**Directions**.
Say how many lines of the material below contain the word "name", with no other words.

-- begin Extracted data --

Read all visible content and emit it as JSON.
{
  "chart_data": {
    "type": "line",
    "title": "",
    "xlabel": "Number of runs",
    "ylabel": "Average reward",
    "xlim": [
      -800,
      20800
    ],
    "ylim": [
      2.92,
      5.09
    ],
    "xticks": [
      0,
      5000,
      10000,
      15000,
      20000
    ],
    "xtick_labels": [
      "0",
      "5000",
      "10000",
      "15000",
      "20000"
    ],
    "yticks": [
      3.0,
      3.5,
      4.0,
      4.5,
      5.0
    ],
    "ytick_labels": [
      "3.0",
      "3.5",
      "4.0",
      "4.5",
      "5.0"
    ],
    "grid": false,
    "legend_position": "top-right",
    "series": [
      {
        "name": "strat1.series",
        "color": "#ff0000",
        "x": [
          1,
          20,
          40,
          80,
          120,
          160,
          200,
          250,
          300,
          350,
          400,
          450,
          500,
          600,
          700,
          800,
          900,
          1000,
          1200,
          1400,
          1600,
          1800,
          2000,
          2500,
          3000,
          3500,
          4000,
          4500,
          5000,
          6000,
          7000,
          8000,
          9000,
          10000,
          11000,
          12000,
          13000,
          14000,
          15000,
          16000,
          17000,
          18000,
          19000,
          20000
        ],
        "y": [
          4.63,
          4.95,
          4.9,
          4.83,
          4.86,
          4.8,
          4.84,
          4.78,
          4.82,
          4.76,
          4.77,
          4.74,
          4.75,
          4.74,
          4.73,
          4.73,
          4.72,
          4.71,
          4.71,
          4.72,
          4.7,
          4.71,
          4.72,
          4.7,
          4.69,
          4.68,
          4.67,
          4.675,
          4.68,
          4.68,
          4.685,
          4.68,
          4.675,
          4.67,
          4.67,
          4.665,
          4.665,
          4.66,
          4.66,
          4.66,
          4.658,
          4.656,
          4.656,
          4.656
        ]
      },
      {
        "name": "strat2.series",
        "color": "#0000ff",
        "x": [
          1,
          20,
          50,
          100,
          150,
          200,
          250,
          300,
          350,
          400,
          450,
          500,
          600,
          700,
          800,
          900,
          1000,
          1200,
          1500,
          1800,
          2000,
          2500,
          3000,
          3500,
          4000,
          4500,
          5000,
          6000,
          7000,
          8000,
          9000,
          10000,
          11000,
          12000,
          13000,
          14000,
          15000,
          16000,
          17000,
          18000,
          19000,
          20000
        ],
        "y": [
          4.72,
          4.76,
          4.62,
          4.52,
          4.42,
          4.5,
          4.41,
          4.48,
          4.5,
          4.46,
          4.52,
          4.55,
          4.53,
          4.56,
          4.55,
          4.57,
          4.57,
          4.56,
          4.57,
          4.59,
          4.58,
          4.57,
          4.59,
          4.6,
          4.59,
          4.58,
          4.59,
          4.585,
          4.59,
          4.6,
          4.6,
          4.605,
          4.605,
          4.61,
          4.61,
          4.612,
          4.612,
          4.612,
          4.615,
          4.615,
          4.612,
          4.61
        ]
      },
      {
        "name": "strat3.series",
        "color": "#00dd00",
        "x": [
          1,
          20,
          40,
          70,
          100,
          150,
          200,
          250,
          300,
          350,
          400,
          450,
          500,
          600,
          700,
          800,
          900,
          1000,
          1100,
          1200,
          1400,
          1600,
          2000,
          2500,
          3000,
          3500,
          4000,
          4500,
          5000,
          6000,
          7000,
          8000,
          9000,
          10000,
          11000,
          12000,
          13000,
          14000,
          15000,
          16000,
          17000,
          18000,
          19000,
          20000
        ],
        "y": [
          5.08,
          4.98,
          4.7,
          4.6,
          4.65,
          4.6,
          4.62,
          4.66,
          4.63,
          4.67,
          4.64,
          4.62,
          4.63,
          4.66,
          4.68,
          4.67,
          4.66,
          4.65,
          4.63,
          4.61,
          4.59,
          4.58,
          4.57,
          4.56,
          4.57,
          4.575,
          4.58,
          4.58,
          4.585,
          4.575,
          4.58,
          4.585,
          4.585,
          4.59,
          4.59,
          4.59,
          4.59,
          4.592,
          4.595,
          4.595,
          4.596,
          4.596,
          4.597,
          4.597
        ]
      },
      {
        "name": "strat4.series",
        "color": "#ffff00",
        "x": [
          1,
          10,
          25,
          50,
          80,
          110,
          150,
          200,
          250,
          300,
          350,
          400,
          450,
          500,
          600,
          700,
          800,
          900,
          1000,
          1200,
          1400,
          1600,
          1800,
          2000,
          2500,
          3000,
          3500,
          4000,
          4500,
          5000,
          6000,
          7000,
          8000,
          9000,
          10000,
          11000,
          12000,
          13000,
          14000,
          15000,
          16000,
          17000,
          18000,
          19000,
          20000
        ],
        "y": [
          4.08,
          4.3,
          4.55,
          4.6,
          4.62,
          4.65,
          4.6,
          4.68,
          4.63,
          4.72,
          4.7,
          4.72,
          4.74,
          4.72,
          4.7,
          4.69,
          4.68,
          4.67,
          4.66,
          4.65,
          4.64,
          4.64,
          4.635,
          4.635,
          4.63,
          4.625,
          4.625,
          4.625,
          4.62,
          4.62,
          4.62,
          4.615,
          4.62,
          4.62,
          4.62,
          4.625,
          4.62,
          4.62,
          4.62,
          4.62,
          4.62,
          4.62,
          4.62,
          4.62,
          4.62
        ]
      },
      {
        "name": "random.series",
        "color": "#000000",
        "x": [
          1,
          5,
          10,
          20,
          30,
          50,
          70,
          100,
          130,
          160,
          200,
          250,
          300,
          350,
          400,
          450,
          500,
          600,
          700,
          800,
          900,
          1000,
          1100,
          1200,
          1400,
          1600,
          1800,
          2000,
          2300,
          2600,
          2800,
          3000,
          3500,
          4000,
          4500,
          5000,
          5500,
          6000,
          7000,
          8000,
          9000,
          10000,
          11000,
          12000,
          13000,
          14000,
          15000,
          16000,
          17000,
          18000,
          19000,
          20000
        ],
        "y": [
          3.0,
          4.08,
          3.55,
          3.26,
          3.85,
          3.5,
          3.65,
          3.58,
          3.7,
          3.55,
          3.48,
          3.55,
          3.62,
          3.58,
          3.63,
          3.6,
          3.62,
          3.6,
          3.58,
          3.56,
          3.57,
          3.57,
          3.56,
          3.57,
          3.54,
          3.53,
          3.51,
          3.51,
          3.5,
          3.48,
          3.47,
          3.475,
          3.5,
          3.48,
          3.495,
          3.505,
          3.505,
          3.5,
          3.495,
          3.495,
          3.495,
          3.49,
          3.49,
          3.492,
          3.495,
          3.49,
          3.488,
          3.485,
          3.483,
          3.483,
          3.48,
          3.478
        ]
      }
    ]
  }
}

-- end Extracted data --
-- begin Extracted data --

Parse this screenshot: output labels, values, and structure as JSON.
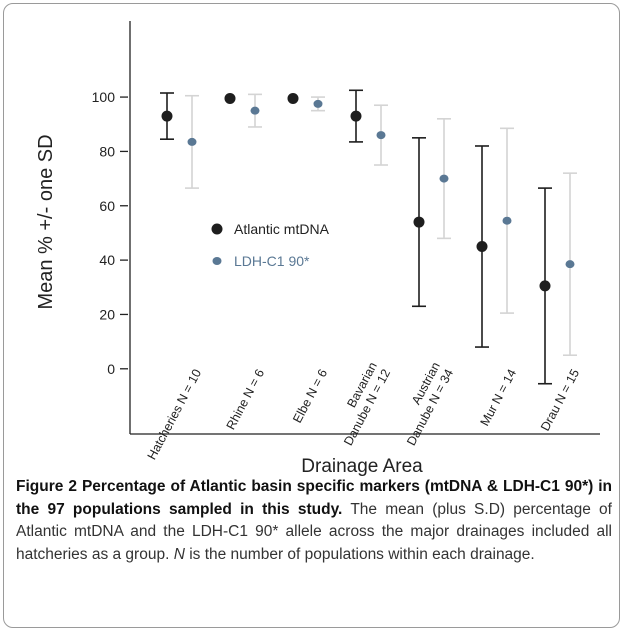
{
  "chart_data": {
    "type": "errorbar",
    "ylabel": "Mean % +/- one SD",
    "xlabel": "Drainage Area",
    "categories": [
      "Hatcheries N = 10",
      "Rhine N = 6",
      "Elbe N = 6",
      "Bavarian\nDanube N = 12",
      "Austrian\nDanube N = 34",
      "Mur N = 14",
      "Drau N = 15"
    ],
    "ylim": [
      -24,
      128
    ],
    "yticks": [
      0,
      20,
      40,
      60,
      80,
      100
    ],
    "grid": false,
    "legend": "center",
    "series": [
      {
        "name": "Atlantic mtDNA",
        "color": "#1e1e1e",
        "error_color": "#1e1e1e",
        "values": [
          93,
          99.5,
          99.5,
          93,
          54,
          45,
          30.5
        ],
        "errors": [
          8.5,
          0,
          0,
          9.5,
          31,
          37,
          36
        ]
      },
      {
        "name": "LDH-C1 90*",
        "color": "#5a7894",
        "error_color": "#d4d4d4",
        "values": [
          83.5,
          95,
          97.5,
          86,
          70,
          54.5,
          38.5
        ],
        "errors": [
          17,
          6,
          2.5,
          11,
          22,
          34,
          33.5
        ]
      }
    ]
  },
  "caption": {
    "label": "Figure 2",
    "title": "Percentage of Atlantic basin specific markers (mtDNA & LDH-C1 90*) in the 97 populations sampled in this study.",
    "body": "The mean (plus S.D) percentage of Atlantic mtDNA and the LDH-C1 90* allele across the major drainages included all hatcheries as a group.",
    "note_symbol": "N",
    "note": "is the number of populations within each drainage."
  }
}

-- end Extracted data --

**Result below**.
7